(Saved entries)

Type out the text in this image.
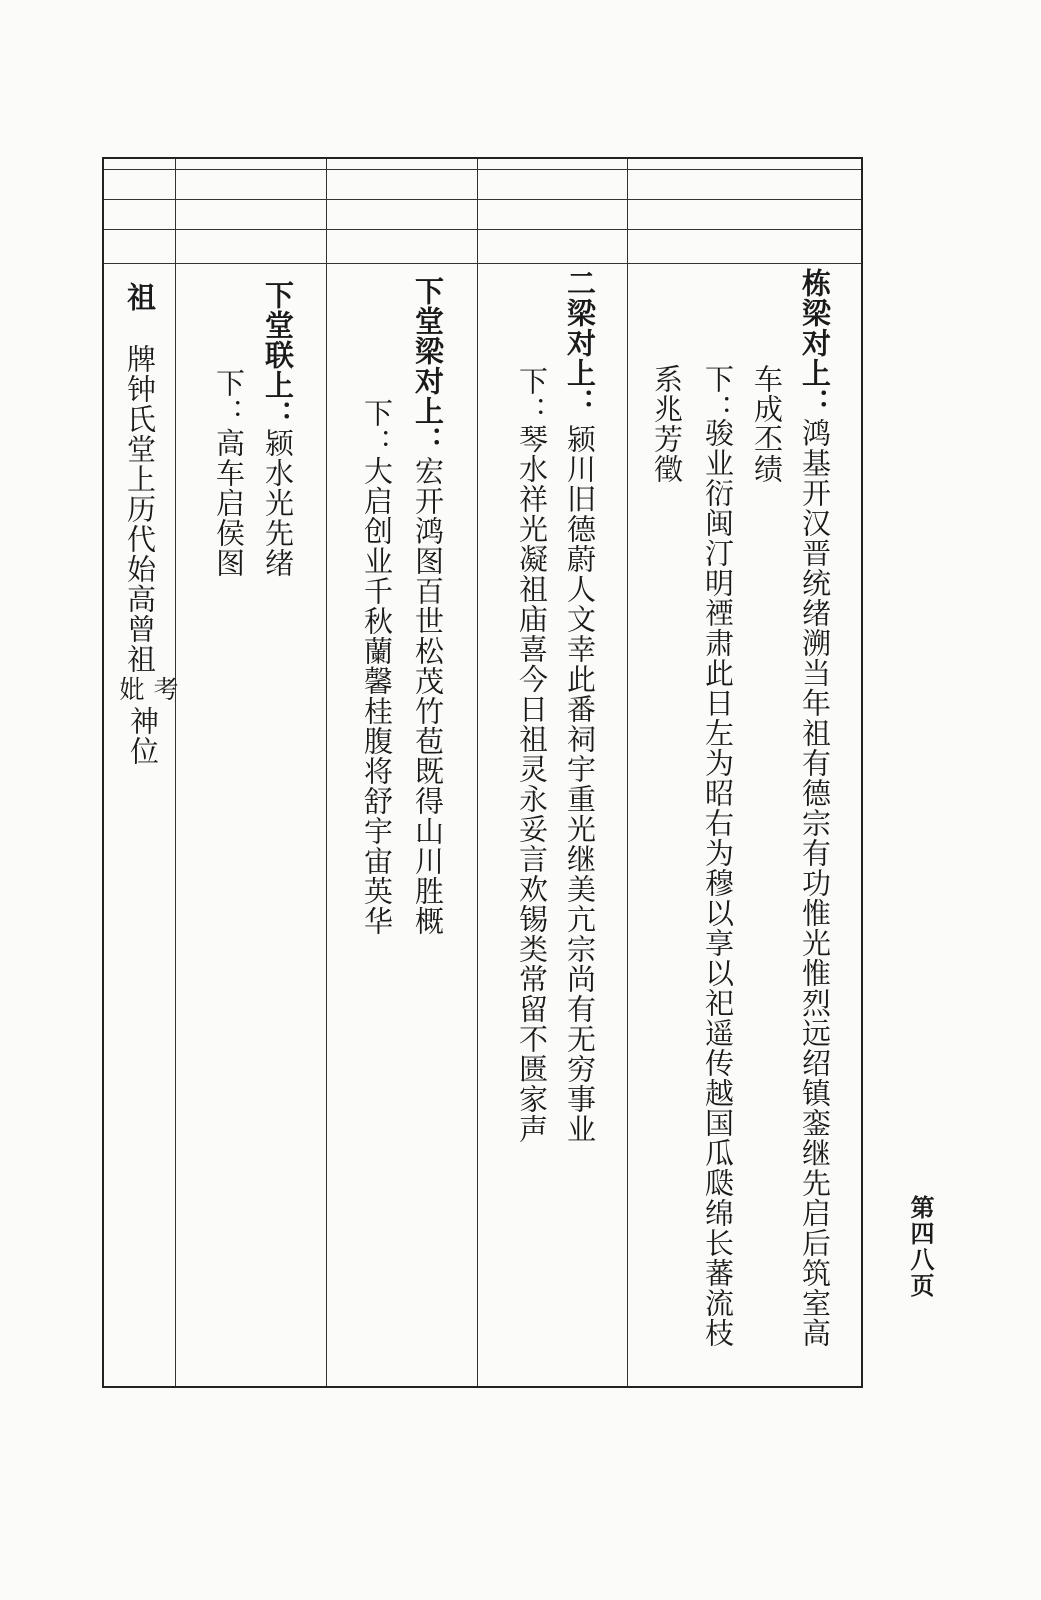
栋梁对上：
鸿基开汉晋统绪溯当年祖有德宗有功惟光惟烈远绍镇銮继先启后筑室高
车成丕绩
下：
骏业衍闽汀明禋肃此日左为昭右为穆以享以祀遥传越国瓜瓞绵长蕃流枝
系兆芳徵
二梁对上：
颍川旧德蔚人文幸此番祠宇重光继美亢宗尚有无穷事业
下：
琴水祥光凝祖庙喜今日祖灵永妥言欢锡类常留不匮家声
下堂梁对上：
宏开鸿图百世松茂竹苞既得山川胜概
下：
大启创业千秋蘭馨桂腹将舒宇宙英华
下堂联上：
颍水光先绪
下：
高车启侯图
祖
牌钟氏堂上历代始高曾祖
考
妣
神位
第四八页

**Exercise:**
Transcribe the material exactly, keeping every word and none of the pictures.

**Problem solution:**
Type out the text in this image.
栋梁对上：
鸿基开汉晋统绪溯当年祖有德宗有功惟光惟烈远绍镇銮继先启后筑室高
车成丕绩
下：
骏业衍闽汀明禋肃此日左为昭右为穆以享以祀遥传越国瓜瓞绵长蕃流枝
系兆芳徵
二梁对上：
颍川旧德蔚人文幸此番祠宇重光继美亢宗尚有无穷事业
下：
琴水祥光凝祖庙喜今日祖灵永妥言欢锡类常留不匮家声
下堂梁对上：
宏开鸿图百世松茂竹苞既得山川胜概
下：
大启创业千秋蘭馨桂腹将舒宇宙英华
下堂联上：
颍水光先绪
下：
高车启侯图
祖
牌钟氏堂上历代始高曾祖
考
妣
神位
第四八页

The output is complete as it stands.